What the task asks -
Some lines in the listing below may include the string "Смирнов". How many are there? Give only the number.
::::::::
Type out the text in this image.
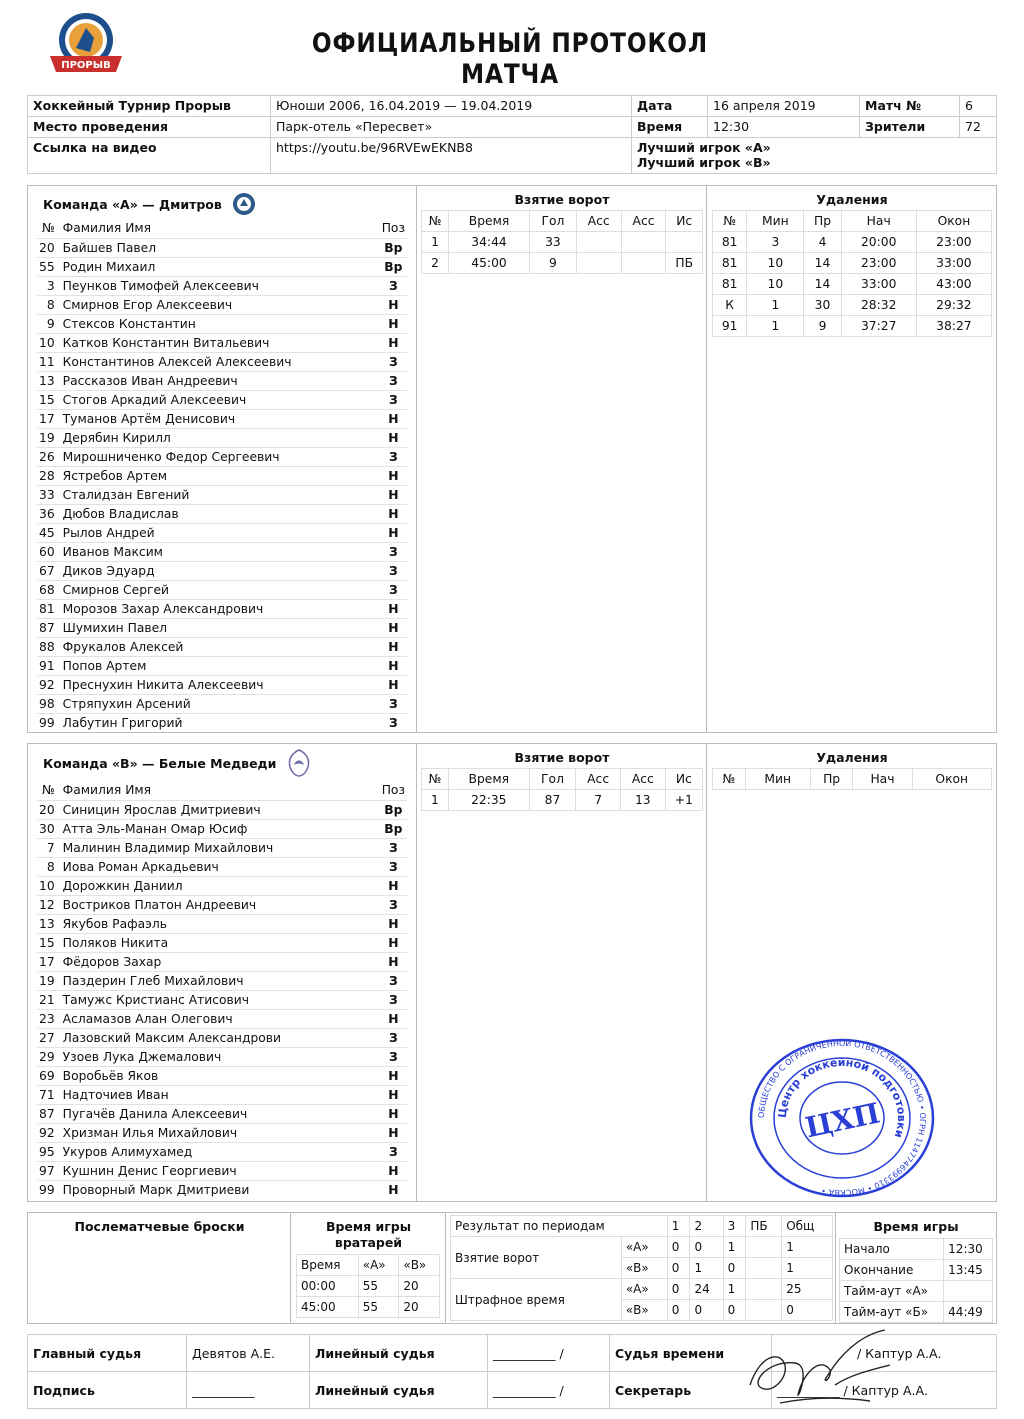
ПРОРЫВ
ОФИЦИАЛЬНЫЙ ПРОТОКОЛ МАТЧА
Хоккейный Турнир Прорыв	Юноши 2006, 16.04.2019 — 19.04.2019	Дата	16 апреля 2019	Матч №	6
Место проведения	Парк-отель «Пересвет»	Время	12:30	Зрители	72
Ссылка на видео	https://youtu.be/96RVEwEKNB8	Лучший игрок «А»
Лучший игрок «B»			
Команда «А» — Дмитров
№	Фамилия Имя	Поз
20	Байшев Павел	Вр
55	Родин Михаил	Вр
3	Пеунков Тимофей Алексеевич	З
8	Смирнов Егор Алексеевич	Н
9	Стексов Константин	Н
10	Катков Константин Витальевич	Н
11	Константинов Алексей Алексеевич	З
13	Рассказов Иван Андреевич	З
15	Стогов Аркадий Алексеевич	З
17	Туманов Артём Денисович	Н
19	Дерябин Кирилл	Н
26	Мирошниченко Федор Сергеевич	З
28	Ястребов Артем	Н
33	Сталидзан Евгений	Н
36	Дюбов Владислав	Н
45	Рылов Андрей	Н
60	Иванов Максим	З
67	Диков Эдуард	З
68	Смирнов Сергей	З
81	Морозов Захар Александрович	Н
87	Шумихин Павел	Н
88	Фрукалов Алексей	Н
91	Попов Артем	Н
92	Преснухин Никита Алексеевич	Н
98	Стряпухин Арсений	З
99	Лабутин Григорий	З
Взятие ворот
№	Время	Гол	Асс	Асс	Ис
1	34:44	33			
2	45:00	9			ПБ
Удаления
№	Мин	Пр	Нач	Окон
81	3	4	20:00	23:00
81	10	14	23:00	33:00
81	10	14	33:00	43:00
К	1	30	28:32	29:32
91	1	9	37:27	38:27
Команда «В» — Белые Медведи
№	Фамилия Имя	Поз
20	Синицин Ярослав Дмитриевич	Вр
30	Атта Эль-Манан Омар Юсиф	Вр
7	Малинин Владимир Михайлович	З
8	Иова Роман Аркадьевич	З
10	Дорожкин Даниил	Н
12	Востриков Платон Андреевич	З
13	Якубов Рафаэль	Н
15	Поляков Никита	Н
17	Фёдоров Захар	Н
19	Паздерин Глеб Михайлович	З
21	Тамужс Кристианс Атисович	З
23	Асламазов Алан Олегович	Н
27	Лазовский Максим Александрови	З
29	Узоев Лука Джемалович	З
69	Воробьёв Яков	Н
71	Надточиев Иван	Н
87	Пугачёв Данила Алексеевич	Н
92	Хризман Илья Михайлович	Н
95	Укуров Алимухамед	З
97	Кушнин Денис Георгиевич	Н
99	Проворный Марк Дмитриеви	Н
Взятие ворот
№	Время	Гол	Асс	Асс	Ис
1	22:35	87	7	13	+1
Удаления
№	Мин	Пр	Нач	Окон
Послематчевые броски	Время игры вратарей
Время	«А»	«В»
00:00	55	20
45:00	55	20
Результат по периодам		1	2	3	ПБ	Общ
Взятие ворот	«А»	0	0	1		1
	«В»	0	1	0		1
Штрафное время	«А»	0	24	1		25
	«В»	0	0	0		0
Время игры
Начало	12:30
Окончание	13:45
Тайм-аут «А»	
Тайм-аут «Б»	44:49
Главный судья	Девятов А.Е.	Линейный судья	__________ /	Судья времени	/ Каптур А.А.
Подпись	__________	Линейный судья	__________ /	Секретарь	__________ / Каптур А.А.
ОБЩЕСТВО С ОГРАНИЧЕННОЙ ОТВЕТСТВЕННОСТЬЮ • ОГРН 1147746993310 • МОСКВА •
Центр хоккейной подготовки
ЦХП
::::::::
Reply -
2